[Records excerpted from a collection]
/---

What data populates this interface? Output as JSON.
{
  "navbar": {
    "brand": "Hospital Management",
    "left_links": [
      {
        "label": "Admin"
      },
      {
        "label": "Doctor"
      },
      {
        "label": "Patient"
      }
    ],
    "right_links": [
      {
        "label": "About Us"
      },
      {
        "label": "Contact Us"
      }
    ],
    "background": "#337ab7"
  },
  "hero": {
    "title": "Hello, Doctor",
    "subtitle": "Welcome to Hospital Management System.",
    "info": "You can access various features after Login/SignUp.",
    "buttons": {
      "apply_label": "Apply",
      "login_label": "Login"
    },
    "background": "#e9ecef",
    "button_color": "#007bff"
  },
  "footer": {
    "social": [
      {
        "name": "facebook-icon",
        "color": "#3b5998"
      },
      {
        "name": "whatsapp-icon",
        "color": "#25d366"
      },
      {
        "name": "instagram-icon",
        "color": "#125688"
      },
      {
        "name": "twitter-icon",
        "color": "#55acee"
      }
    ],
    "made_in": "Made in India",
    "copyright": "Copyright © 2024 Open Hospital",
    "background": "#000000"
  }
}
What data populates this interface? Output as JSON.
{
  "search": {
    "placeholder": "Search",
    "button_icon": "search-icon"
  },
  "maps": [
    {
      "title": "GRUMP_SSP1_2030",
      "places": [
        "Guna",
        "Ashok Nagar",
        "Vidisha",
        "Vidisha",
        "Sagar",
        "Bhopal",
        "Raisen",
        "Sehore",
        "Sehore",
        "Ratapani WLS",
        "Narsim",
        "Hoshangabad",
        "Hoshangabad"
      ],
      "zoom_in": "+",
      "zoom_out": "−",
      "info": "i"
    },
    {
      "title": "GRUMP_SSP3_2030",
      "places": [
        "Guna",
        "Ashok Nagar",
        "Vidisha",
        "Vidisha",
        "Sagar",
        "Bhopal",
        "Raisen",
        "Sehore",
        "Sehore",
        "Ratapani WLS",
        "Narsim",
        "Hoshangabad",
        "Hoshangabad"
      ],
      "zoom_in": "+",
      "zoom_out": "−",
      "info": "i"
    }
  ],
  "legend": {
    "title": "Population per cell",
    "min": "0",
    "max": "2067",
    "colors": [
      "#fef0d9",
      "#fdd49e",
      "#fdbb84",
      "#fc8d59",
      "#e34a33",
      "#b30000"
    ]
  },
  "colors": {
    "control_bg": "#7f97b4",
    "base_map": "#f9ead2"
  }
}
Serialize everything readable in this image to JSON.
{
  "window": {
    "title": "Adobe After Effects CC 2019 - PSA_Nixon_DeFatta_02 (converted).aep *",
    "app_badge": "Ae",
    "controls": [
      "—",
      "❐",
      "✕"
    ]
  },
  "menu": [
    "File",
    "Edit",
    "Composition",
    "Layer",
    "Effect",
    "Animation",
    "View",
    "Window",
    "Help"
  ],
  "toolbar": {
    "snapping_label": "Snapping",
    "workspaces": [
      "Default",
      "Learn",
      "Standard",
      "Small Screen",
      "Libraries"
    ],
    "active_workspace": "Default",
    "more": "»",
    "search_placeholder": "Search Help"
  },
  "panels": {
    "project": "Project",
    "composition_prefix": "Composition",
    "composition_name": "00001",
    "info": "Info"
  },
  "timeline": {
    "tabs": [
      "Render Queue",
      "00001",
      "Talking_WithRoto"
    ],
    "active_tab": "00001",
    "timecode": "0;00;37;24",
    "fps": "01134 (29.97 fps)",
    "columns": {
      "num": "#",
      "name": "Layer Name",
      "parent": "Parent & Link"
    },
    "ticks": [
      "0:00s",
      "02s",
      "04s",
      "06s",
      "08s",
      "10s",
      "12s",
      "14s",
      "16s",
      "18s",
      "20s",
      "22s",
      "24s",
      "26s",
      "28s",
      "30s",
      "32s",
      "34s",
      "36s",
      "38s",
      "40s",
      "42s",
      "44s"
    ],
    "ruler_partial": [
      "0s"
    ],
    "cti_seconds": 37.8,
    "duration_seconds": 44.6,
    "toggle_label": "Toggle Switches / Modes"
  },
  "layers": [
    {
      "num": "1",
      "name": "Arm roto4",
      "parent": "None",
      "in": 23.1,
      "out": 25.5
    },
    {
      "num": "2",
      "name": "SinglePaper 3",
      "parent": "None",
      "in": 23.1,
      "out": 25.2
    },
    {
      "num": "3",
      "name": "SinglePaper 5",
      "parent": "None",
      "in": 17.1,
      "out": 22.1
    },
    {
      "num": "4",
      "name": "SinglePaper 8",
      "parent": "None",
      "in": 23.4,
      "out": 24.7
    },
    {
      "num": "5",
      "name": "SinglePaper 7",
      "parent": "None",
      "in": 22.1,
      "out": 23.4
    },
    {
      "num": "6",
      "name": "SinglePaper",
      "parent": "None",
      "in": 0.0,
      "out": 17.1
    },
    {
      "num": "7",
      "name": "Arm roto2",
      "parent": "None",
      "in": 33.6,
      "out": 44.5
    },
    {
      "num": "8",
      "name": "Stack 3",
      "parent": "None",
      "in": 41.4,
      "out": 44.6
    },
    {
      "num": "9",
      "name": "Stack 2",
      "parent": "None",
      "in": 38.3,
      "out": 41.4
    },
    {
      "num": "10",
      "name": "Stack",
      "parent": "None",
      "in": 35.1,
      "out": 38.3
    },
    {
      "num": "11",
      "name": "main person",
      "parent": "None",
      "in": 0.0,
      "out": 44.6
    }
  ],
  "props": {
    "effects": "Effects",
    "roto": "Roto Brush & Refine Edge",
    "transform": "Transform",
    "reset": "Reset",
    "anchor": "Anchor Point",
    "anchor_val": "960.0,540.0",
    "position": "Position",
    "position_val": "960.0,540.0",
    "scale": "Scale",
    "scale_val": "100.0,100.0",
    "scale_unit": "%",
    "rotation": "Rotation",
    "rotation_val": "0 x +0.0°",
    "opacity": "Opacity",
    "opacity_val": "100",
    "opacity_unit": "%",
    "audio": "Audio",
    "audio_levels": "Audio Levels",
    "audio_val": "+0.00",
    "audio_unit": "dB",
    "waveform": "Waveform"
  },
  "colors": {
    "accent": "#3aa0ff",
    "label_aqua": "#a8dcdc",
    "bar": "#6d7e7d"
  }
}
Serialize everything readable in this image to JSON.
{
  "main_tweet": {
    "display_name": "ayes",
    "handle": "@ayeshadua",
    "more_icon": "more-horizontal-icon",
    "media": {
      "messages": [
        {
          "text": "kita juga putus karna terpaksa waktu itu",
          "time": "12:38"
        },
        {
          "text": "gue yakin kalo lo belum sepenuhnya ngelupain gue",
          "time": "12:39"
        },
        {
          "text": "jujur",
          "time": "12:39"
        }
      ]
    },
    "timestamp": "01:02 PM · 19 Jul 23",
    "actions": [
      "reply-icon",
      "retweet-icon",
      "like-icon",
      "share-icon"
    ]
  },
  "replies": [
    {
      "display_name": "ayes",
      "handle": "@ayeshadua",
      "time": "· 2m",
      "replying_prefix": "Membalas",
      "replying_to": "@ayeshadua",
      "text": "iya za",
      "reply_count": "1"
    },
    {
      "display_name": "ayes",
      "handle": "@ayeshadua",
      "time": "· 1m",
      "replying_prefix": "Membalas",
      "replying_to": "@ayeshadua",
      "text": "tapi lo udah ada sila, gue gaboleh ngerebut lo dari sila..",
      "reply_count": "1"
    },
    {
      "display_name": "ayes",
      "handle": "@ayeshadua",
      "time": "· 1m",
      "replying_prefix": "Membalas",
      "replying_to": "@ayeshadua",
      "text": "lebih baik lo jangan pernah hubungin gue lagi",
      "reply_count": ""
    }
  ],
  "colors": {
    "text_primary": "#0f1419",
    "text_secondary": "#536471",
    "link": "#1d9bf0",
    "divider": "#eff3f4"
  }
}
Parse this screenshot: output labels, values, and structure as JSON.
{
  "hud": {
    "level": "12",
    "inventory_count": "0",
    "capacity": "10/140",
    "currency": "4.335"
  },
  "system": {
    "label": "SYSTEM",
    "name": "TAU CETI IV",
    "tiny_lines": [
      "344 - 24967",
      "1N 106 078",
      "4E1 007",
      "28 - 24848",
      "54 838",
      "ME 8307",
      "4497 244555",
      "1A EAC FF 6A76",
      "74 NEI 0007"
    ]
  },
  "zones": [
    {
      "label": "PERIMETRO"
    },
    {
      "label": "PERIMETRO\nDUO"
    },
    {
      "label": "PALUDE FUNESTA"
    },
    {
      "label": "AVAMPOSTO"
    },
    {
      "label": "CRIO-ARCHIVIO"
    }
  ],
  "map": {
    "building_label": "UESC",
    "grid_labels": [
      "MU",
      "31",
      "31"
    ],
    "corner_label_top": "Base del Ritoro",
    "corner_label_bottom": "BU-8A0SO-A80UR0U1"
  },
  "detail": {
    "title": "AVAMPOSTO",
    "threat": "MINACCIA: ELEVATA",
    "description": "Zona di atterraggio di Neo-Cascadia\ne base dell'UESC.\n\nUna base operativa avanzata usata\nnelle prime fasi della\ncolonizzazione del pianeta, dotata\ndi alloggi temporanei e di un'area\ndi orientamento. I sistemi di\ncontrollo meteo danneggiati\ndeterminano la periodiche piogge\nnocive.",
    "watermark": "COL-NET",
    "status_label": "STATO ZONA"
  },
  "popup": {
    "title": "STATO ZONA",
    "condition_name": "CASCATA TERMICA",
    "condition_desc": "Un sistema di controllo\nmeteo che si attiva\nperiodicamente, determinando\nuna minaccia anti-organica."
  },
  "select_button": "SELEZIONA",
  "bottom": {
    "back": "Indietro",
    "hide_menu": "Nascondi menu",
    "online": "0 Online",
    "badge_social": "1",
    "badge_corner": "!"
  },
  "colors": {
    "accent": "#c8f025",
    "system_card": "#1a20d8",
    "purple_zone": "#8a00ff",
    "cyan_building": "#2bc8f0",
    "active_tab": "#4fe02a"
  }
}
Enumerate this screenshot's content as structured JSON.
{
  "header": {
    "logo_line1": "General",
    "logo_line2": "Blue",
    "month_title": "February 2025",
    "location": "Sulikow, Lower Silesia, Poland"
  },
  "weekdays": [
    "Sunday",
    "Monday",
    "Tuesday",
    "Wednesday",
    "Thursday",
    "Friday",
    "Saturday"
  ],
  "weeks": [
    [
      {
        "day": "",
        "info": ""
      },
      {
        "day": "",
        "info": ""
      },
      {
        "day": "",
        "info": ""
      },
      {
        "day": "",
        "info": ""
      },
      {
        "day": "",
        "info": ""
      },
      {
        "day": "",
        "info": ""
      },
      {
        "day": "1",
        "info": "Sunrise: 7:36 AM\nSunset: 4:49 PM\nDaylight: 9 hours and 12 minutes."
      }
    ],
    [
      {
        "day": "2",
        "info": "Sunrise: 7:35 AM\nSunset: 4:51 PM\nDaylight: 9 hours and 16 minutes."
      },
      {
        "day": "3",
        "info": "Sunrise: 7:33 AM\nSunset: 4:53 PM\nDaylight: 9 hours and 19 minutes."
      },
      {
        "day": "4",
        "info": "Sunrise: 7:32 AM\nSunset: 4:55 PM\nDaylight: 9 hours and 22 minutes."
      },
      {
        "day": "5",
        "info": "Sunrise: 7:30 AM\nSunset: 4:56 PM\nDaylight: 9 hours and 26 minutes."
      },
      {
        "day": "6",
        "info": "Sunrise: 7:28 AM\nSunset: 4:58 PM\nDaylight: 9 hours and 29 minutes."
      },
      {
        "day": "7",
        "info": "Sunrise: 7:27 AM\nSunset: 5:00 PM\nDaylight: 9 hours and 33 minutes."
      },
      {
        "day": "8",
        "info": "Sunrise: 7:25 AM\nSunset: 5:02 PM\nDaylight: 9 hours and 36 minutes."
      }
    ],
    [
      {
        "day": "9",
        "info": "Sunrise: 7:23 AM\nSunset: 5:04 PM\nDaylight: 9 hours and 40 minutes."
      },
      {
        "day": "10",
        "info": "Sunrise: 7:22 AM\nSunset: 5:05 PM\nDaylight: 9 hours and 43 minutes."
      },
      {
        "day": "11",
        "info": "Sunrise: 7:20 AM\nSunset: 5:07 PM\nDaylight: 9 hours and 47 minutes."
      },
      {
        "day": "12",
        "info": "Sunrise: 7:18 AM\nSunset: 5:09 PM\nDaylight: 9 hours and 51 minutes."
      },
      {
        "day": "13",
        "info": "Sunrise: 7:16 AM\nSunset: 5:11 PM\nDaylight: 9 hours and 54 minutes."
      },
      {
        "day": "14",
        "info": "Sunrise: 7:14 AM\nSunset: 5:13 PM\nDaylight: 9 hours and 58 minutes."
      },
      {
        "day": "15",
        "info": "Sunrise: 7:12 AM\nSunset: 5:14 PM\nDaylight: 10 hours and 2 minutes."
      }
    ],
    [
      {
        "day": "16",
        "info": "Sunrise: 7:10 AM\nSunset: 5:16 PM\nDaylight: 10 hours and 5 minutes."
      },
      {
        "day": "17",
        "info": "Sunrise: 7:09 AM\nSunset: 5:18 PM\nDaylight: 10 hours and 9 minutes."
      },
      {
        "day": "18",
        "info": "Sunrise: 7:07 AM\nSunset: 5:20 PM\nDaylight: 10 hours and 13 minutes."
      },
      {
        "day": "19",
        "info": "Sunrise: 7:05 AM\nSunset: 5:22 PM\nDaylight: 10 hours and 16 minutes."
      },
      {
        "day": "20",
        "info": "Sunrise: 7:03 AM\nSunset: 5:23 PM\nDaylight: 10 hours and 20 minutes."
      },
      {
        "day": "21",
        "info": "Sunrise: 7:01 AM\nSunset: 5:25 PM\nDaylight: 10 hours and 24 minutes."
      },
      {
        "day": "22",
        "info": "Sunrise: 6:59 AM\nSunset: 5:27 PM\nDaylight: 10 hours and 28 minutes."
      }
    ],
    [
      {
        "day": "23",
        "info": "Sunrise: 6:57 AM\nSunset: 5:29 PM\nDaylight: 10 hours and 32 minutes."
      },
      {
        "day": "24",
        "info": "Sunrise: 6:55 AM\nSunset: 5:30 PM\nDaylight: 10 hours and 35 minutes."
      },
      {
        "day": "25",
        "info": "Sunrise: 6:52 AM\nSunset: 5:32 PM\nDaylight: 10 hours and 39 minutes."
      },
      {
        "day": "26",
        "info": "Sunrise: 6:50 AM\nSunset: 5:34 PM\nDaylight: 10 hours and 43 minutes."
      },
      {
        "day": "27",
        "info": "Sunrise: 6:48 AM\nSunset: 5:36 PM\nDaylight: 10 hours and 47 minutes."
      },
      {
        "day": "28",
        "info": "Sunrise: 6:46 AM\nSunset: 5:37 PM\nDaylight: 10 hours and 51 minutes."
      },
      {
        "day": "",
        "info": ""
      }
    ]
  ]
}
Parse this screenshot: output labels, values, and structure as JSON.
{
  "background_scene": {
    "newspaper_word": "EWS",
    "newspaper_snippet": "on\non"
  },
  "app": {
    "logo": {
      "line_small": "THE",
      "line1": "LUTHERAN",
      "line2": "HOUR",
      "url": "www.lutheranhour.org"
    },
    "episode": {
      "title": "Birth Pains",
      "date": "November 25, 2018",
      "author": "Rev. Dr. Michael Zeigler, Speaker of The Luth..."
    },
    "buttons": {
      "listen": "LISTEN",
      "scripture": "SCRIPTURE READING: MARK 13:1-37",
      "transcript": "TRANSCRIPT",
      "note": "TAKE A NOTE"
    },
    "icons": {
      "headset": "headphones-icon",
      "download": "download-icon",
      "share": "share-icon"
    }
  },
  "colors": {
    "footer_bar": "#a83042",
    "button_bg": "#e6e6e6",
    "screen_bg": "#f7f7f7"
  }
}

\---

Where a line holds "SinglePaper", copy it out.

      "name": "SinglePaper 3",
      "name": "SinglePaper 5",
      "name": "SinglePaper 8",
      "name": "SinglePaper 7",
      "name": "SinglePaper",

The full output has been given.